Exercise prompt:
Transcribe every line of the listing below without any deviation.

Available records:
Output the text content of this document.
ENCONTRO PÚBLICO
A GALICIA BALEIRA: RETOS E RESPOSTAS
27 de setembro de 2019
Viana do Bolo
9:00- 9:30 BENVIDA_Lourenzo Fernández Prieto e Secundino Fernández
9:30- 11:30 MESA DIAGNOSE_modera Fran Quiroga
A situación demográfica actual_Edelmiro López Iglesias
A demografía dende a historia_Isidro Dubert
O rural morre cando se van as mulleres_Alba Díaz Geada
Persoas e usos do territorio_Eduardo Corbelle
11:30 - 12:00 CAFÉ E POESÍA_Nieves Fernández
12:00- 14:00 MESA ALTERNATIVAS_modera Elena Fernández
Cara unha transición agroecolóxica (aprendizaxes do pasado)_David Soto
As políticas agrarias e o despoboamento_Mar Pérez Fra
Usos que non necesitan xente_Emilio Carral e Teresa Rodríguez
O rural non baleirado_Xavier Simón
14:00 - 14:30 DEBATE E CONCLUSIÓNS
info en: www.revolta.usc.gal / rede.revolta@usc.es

Answer below:
Output the text content of this document.
ENCONTRO PÚBLICO
A GALICIA BALEIRA: RETOS E RESPOSTAS
27 de setembro de 2019
Viana do Bolo
9:00- 9:30 BENVIDA_Lourenzo Fernández Prieto e Secundino Fernández
9:30- 11:30 MESA DIAGNOSE_modera Fran Quiroga
A situación demográfica actual_Edelmiro López Iglesias
A demografía dende a historia_Isidro Dubert
O rural morre cando se van as mulleres_Alba Díaz Geada
Persoas e usos do territorio_Eduardo Corbelle
11:30 - 12:00 CAFÉ E POESÍA_Nieves Fernández
12:00- 14:00 MESA ALTERNATIVAS_modera Elena Fernández
Cara unha transición agroecolóxica (aprendizaxes do pasado)_David Soto
As políticas agrarias e o despoboamento_Mar Pérez Fra
Usos que non necesitan xente_Emilio Carral e Teresa Rodríguez
O rural non baleirado_Xavier Simón
14:00 - 14:30 DEBATE E CONCLUSIÓNS
info en: www.revolta.usc.gal / rede.revolta@usc.es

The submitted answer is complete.